*Directive*. From the entries below, list each line with "print".

(Stored entries)
┌──
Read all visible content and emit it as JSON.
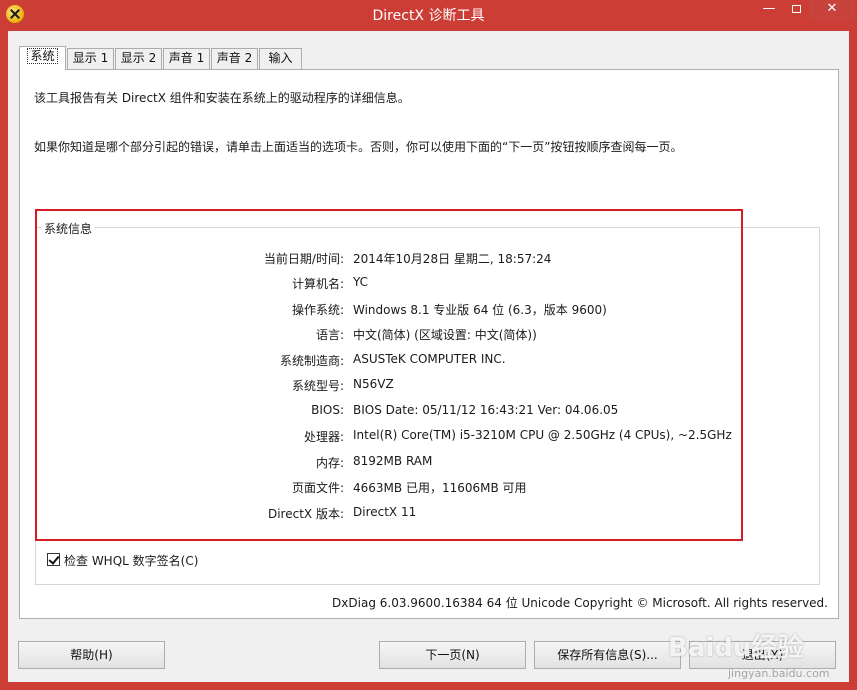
{
  "window": {
    "title": "DirectX 诊断工具",
    "min_glyph": "—",
    "close_glyph": "✕"
  },
  "tabs": [
    {
      "label": "系统",
      "active": true
    },
    {
      "label": "显示 1"
    },
    {
      "label": "显示 2"
    },
    {
      "label": "声音 1"
    },
    {
      "label": "声音 2"
    },
    {
      "label": "输入"
    }
  ],
  "intro": {
    "line1": "该工具报告有关 DirectX 组件和安装在系统上的驱动程序的详细信息。",
    "line2": "如果你知道是哪个部分引起的错误，请单击上面适当的选项卡。否则，你可以使用下面的“下一页”按钮按顺序查阅每一页。"
  },
  "system_info": {
    "group_label": "系统信息",
    "rows": [
      {
        "label": "当前日期/时间:",
        "value": "2014年10月28日 星期二, 18:57:24"
      },
      {
        "label": "计算机名:",
        "value": "YC"
      },
      {
        "label": "操作系统:",
        "value": "Windows 8.1 专业版 64 位 (6.3，版本 9600)"
      },
      {
        "label": "语言:",
        "value": "中文(简体) (区域设置: 中文(简体))"
      },
      {
        "label": "系统制造商:",
        "value": "ASUSTeK COMPUTER INC."
      },
      {
        "label": "系统型号:",
        "value": "N56VZ"
      },
      {
        "label": "BIOS:",
        "value": "BIOS Date: 05/11/12 16:43:21 Ver: 04.06.05"
      },
      {
        "label": "处理器:",
        "value": "Intel(R) Core(TM) i5-3210M CPU @ 2.50GHz (4 CPUs), ~2.5GHz"
      },
      {
        "label": "内存:",
        "value": "8192MB RAM"
      },
      {
        "label": "页面文件:",
        "value": "4663MB 已用，11606MB 可用"
      },
      {
        "label": "DirectX 版本:",
        "value": "DirectX 11"
      }
    ]
  },
  "whql": {
    "label": "检查 WHQL 数字签名(C)",
    "checked": true
  },
  "footer": {
    "version_text": "DxDiag 6.03.9600.16384 64 位 Unicode  Copyright © Microsoft. All rights reserved."
  },
  "buttons": {
    "help": "帮助(H)",
    "next": "下一页(N)",
    "save": "保存所有信息(S)...",
    "exit": "退出(X)"
  },
  "watermark": {
    "main": "Baidu经验",
    "sub": "jingyan.baidu.com"
  },
  "colors": {
    "titlebar": "#cc3d35",
    "highlight_box": "#d41d24"
  }
}
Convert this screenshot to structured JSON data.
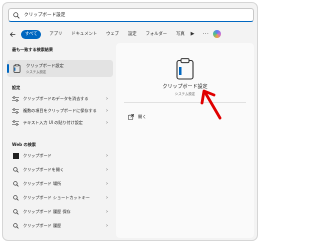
{
  "search": {
    "query": "クリップボード設定"
  },
  "tabs": {
    "items": [
      "すべて",
      "アプリ",
      "ドキュメント",
      "ウェブ",
      "設定",
      "フォルダー",
      "写真"
    ],
    "more": "▶"
  },
  "left": {
    "best_match_header": "最も一致する検索結果",
    "best_match": {
      "title": "クリップボード設定",
      "subtitle": "システム設定"
    },
    "settings_header": "設定",
    "settings_items": [
      "クリップボードのデータを消去する",
      "複数の項目をクリップボードに保存する",
      "テキスト入力 UI の貼り付け設定"
    ],
    "web_header": "Web の検索",
    "web_items": [
      "クリップボード",
      "クリップボードを開く",
      "クリップボード 場所",
      "クリップボード ショートカットキー",
      "クリップボード 履歴 保存",
      "クリップボード 履歴"
    ]
  },
  "right": {
    "title": "クリップボード設定",
    "subtitle": "システム設定",
    "open_label": "開く"
  },
  "colors": {
    "accent": "#0067c0",
    "annotation_arrow": "#e00000"
  }
}
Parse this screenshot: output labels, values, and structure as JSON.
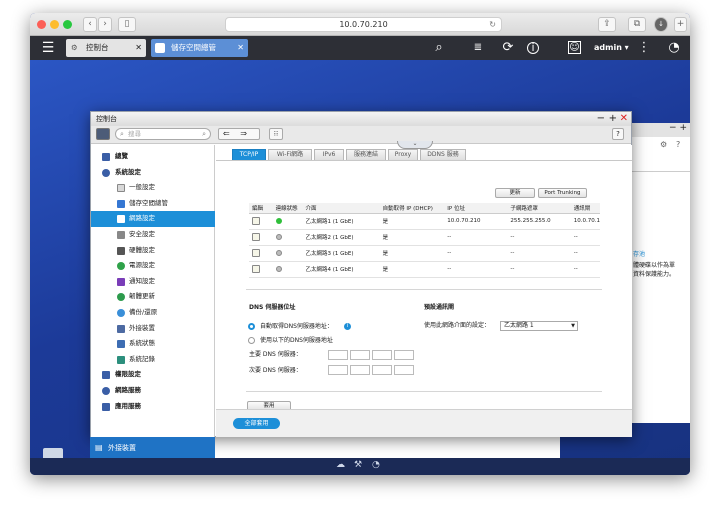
{
  "browser": {
    "url": "10.0.70.210"
  },
  "qts": {
    "tabs": [
      {
        "label": "控制台"
      },
      {
        "label": "儲存空間總管"
      }
    ],
    "user": "admin ▾"
  },
  "window": {
    "title": "控制台",
    "search_placeholder": "搜尋",
    "sidebar": {
      "items": [
        {
          "label": "總覽"
        },
        {
          "label": "系統設定"
        },
        {
          "label": "一般設定"
        },
        {
          "label": "儲存空間總管"
        },
        {
          "label": "網路設定"
        },
        {
          "label": "安全設定"
        },
        {
          "label": "硬體設定"
        },
        {
          "label": "電源設定"
        },
        {
          "label": "通知設定"
        },
        {
          "label": "韌體更新"
        },
        {
          "label": "備份/還原"
        },
        {
          "label": "外接裝置"
        },
        {
          "label": "系統狀態"
        },
        {
          "label": "系統記錄"
        },
        {
          "label": "權限設定"
        },
        {
          "label": "網路服務"
        },
        {
          "label": "應用服務"
        }
      ],
      "bottom_label": "外接裝置"
    },
    "tabs": [
      "TCP/IP",
      "Wi-Fi網路",
      "IPv6",
      "服務連結",
      "Proxy",
      "DDNS 服務"
    ],
    "buttons": {
      "refresh": "更新",
      "port_trunking": "Port Trunking",
      "apply_all": "全部套用",
      "apply": "套用"
    },
    "nic_table": {
      "headers": [
        "編輯",
        "連線狀態",
        "介面",
        "自動取得 IP (DHCP)",
        "IP 位址",
        "子網路遮罩",
        "通訊閘"
      ],
      "rows": [
        {
          "iface": "乙太網路1 (1 GbE)",
          "dhcp": "是",
          "ip": "10.0.70.210",
          "mask": "255.255.255.0",
          "gw": "10.0.70.1",
          "status": "green"
        },
        {
          "iface": "乙太網路2 (1 GbE)",
          "dhcp": "是",
          "ip": "--",
          "mask": "--",
          "gw": "--",
          "status": "gray"
        },
        {
          "iface": "乙太網路3 (1 GbE)",
          "dhcp": "是",
          "ip": "--",
          "mask": "--",
          "gw": "--",
          "status": "gray"
        },
        {
          "iface": "乙太網路4 (1 GbE)",
          "dhcp": "是",
          "ip": "--",
          "mask": "--",
          "gw": "--",
          "status": "gray"
        }
      ]
    },
    "dns": {
      "title": "DNS 伺服器位址",
      "auto": "自動取得DNS伺服器地址：",
      "manual": "使用以下的DNS伺服器地址",
      "primary": "主要 DNS 伺服器：",
      "secondary": "次要 DNS 伺服器："
    },
    "gateway": {
      "title": "預設通訊閘",
      "label": "使用此網路介面的設定：",
      "selected": "乙太網路 1"
    }
  },
  "right_window": {
    "line1": "存池",
    "line2": "體硬碟以作為單",
    "line3": "資料保護能力。"
  },
  "colors": {
    "accent": "#1d8fd8",
    "desktop": "#1f3f9e"
  }
}
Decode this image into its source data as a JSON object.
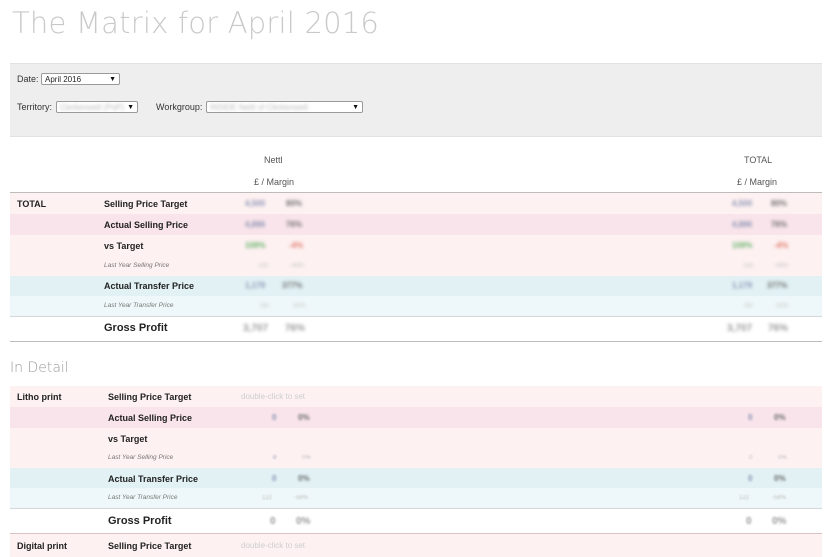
{
  "title": "The Matrix for April 2016",
  "filters": {
    "date_label": "Date:",
    "date_value": "April 2016",
    "territory_label": "Territory:",
    "territory_value": "Clerkenwell (PoP)",
    "workgroup_label": "Workgroup:",
    "workgroup_value": "INSIDE Nettl of Clerkenwell"
  },
  "columns": {
    "col1": "Nettl",
    "col2": "TOTAL",
    "sub1": "£ / Margin",
    "sub2": "£ / Margin"
  },
  "total": {
    "section": "TOTAL",
    "rows": [
      {
        "label": "Selling Price Target",
        "v1": "4,500",
        "p1": "80%",
        "v2": "4,500",
        "p2": "80%"
      },
      {
        "label": "Actual Selling Price",
        "v1": "4,886",
        "p1": "76%",
        "v2": "4,886",
        "p2": "76%"
      },
      {
        "label": "vs Target",
        "v1": "109%",
        "p1": "-4%",
        "v2": "109%",
        "p2": "-4%"
      },
      {
        "label": "Last Year Selling Price",
        "v1": "135",
        "p1": "-49%",
        "v2": "135",
        "p2": "-49%"
      },
      {
        "label": "Actual Transfer Price",
        "v1": "1,179",
        "p1": "377%",
        "v2": "1,179",
        "p2": "377%"
      },
      {
        "label": "Last Year Transfer Price",
        "v1": "187",
        "p1": "31%",
        "v2": "187",
        "p2": "31%"
      },
      {
        "label": "Gross Profit",
        "v1": "3,707",
        "p1": "76%",
        "v2": "3,707",
        "p2": "76%"
      }
    ]
  },
  "in_detail": {
    "heading": "In Detail",
    "hint": "double-click to set",
    "groups": [
      {
        "section": "Litho print",
        "rows": [
          {
            "label": "Selling Price Target"
          },
          {
            "label": "Actual Selling Price",
            "v1": "0",
            "p1": "0%",
            "v2": "0",
            "p2": "0%"
          },
          {
            "label": "vs Target"
          },
          {
            "label": "Last Year Selling Price",
            "v1": "0",
            "p1": "0%",
            "v2": "0",
            "p2": "0%"
          },
          {
            "label": "Actual Transfer Price",
            "v1": "0",
            "p1": "0%",
            "v2": "0",
            "p2": "0%"
          },
          {
            "label": "Last Year Transfer Price",
            "v1": "122",
            "p1": "-58%",
            "v2": "122",
            "p2": "-58%"
          },
          {
            "label": "Gross Profit",
            "v1": "0",
            "p1": "0%",
            "v2": "0",
            "p2": "0%"
          }
        ]
      },
      {
        "section": "Digital print",
        "rows": [
          {
            "label": "Selling Price Target"
          }
        ]
      }
    ]
  }
}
└──
*Final answer*.
        "section": "Litho print",
        "section": "Digital print",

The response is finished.